◆ **The exercise**
Work through the data below and give the number of lines holding "candlestick", nothing more.

◆ **Records for processing**
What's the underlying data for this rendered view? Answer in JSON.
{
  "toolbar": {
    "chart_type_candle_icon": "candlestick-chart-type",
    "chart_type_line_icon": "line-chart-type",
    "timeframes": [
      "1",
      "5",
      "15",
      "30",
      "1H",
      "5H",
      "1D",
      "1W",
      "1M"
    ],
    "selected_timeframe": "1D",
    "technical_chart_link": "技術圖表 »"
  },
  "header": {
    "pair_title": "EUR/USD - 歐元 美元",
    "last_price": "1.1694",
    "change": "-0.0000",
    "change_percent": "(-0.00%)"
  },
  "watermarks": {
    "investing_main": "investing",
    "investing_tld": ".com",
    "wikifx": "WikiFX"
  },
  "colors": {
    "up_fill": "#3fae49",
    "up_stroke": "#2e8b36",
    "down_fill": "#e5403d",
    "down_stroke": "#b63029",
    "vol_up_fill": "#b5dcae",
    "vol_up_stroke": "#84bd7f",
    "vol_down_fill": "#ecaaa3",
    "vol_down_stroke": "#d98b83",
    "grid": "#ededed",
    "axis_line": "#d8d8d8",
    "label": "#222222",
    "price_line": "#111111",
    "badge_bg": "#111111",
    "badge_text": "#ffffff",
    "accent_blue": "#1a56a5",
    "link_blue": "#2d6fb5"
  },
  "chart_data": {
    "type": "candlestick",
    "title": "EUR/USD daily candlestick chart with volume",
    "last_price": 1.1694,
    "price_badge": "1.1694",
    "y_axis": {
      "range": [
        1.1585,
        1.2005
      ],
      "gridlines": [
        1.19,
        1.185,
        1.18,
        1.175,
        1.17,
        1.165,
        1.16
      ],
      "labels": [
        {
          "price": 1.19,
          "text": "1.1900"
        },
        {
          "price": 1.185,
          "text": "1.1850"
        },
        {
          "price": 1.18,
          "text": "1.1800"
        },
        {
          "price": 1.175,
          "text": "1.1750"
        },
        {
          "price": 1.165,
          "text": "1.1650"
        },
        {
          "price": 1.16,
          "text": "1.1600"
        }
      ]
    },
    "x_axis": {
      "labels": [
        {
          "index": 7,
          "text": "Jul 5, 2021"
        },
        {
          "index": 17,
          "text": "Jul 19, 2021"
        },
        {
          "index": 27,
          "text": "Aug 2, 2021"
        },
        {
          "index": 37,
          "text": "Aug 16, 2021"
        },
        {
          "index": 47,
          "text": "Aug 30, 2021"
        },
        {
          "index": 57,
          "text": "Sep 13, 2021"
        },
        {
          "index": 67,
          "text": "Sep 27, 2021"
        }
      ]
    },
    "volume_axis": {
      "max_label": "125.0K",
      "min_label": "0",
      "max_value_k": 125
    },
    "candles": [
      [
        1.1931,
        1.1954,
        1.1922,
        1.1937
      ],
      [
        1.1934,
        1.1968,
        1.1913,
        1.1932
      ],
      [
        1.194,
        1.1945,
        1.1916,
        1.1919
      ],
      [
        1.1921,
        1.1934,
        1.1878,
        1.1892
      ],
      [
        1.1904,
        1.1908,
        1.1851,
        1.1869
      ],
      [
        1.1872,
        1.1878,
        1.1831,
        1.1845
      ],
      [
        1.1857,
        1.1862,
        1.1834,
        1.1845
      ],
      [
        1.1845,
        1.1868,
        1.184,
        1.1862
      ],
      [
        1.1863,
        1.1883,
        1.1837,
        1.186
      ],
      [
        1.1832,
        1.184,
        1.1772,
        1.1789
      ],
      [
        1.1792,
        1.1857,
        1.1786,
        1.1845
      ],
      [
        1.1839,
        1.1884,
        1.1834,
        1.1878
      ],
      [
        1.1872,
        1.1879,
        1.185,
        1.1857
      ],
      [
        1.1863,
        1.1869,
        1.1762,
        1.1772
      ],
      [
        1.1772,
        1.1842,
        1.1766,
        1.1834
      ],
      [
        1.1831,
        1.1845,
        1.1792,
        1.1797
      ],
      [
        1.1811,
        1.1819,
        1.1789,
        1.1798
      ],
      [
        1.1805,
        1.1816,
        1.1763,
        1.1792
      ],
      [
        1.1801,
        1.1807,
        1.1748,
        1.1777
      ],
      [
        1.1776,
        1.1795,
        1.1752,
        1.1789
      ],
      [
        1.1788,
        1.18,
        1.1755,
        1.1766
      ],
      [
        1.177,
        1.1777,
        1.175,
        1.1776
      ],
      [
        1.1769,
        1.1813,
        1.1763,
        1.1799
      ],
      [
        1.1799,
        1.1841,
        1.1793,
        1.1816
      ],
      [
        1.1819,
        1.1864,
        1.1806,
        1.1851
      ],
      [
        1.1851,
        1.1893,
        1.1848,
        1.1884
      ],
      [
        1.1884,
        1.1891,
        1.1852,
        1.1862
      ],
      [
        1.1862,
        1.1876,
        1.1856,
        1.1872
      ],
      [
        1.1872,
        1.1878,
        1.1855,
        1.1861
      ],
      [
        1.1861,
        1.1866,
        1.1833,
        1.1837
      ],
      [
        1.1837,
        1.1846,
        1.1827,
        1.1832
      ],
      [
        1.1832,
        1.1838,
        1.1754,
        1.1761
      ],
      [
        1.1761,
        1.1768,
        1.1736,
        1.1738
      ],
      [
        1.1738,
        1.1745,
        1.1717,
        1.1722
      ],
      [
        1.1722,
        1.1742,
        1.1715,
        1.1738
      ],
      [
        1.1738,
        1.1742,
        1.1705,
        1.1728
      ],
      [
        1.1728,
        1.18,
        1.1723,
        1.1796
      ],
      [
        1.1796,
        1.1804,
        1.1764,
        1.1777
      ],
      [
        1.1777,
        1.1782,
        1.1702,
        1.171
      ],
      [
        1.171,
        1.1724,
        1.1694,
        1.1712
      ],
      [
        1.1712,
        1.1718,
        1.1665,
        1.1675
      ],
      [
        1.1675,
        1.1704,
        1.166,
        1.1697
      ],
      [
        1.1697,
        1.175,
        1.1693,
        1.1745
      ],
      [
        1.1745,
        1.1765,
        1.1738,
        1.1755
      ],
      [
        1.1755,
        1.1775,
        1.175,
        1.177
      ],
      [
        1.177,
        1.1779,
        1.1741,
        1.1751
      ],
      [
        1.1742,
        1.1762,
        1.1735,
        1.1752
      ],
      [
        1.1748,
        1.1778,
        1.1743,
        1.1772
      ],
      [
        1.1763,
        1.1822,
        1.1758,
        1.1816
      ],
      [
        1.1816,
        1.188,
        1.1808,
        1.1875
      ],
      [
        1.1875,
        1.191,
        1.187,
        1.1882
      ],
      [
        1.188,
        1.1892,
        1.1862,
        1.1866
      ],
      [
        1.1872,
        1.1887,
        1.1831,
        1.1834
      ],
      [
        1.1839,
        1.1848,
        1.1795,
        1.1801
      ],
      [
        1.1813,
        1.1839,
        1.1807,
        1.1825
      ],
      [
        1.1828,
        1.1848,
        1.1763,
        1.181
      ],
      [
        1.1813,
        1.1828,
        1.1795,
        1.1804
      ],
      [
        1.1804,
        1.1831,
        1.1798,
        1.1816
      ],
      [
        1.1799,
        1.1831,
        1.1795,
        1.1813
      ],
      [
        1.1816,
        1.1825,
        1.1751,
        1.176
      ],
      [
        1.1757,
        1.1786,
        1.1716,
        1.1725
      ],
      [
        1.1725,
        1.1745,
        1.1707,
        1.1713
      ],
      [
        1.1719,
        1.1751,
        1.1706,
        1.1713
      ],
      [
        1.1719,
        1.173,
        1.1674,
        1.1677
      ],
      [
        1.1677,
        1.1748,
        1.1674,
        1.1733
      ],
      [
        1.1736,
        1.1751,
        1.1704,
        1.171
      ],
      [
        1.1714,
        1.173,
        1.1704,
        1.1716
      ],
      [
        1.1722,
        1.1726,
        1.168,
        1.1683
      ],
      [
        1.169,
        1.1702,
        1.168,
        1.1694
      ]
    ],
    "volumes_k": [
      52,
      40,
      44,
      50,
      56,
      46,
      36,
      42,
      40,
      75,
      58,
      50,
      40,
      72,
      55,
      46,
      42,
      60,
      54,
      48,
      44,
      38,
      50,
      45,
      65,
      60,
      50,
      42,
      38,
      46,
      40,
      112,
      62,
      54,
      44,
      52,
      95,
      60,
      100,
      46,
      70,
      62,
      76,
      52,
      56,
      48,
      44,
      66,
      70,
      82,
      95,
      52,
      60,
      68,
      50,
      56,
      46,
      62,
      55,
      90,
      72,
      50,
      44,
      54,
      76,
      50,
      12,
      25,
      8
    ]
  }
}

◆ **Solution**
3